(Extracted data entries)
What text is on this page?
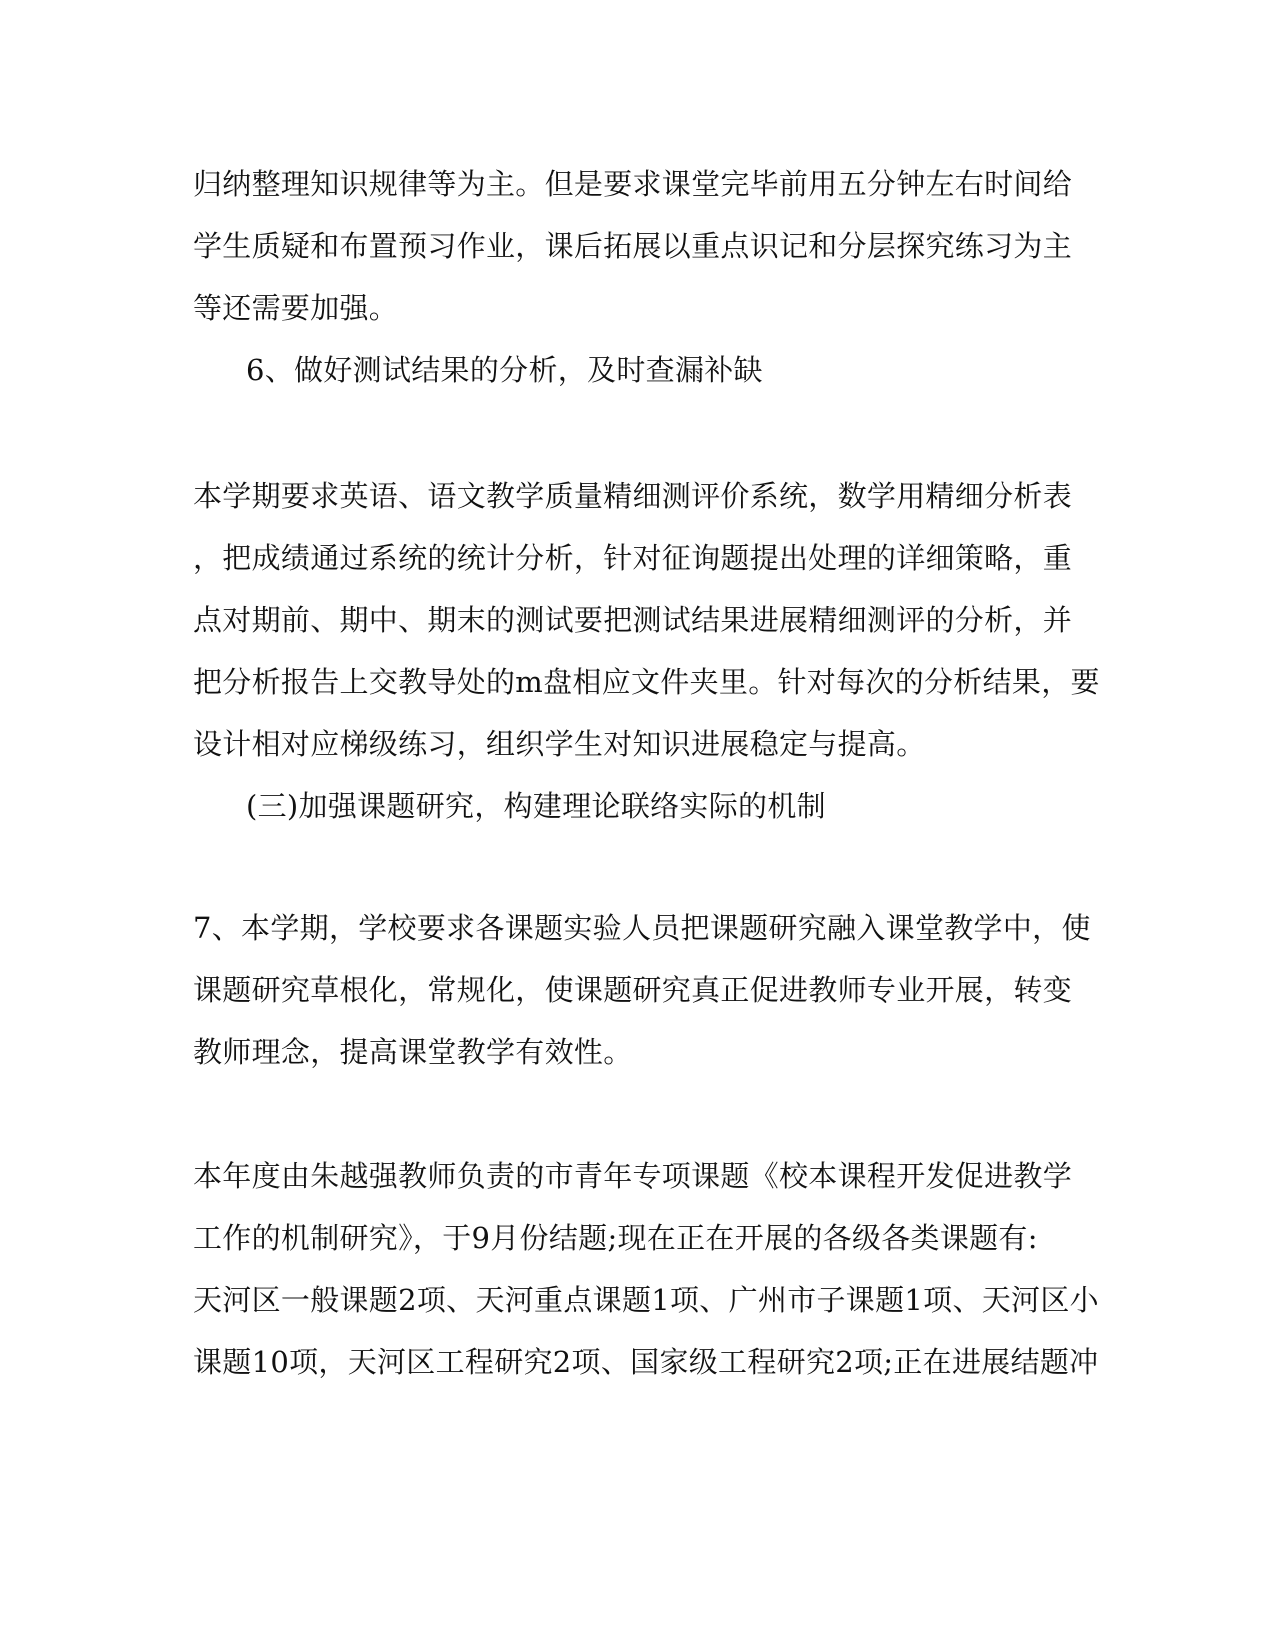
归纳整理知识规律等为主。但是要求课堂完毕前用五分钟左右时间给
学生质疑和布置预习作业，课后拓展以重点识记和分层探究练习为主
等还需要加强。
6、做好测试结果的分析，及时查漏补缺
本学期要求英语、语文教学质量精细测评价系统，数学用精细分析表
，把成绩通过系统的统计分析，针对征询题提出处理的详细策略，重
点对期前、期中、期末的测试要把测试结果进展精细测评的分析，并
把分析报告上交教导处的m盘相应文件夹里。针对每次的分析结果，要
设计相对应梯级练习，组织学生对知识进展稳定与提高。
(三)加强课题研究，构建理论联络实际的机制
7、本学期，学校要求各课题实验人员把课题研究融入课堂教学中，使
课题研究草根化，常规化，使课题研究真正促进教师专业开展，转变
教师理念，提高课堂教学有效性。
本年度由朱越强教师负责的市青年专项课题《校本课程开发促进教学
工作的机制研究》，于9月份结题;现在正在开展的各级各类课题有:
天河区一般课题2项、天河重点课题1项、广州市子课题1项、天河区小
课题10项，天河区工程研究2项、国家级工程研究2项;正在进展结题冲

=== Task directions ===
Repeat all of the records verbatim, leaving out the pictures.

=== Full output ===
What text is on this page?
归纳整理知识规律等为主。但是要求课堂完毕前用五分钟左右时间给
学生质疑和布置预习作业，课后拓展以重点识记和分层探究练习为主
等还需要加强。
6、做好测试结果的分析，及时查漏补缺
本学期要求英语、语文教学质量精细测评价系统，数学用精细分析表
，把成绩通过系统的统计分析，针对征询题提出处理的详细策略，重
点对期前、期中、期末的测试要把测试结果进展精细测评的分析，并
把分析报告上交教导处的m盘相应文件夹里。针对每次的分析结果，要
设计相对应梯级练习，组织学生对知识进展稳定与提高。
(三)加强课题研究，构建理论联络实际的机制
7、本学期，学校要求各课题实验人员把课题研究融入课堂教学中，使
课题研究草根化，常规化，使课题研究真正促进教师专业开展，转变
教师理念，提高课堂教学有效性。
本年度由朱越强教师负责的市青年专项课题《校本课程开发促进教学
工作的机制研究》，于9月份结题;现在正在开展的各级各类课题有:
天河区一般课题2项、天河重点课题1项、广州市子课题1项、天河区小
课题10项，天河区工程研究2项、国家级工程研究2项;正在进展结题冲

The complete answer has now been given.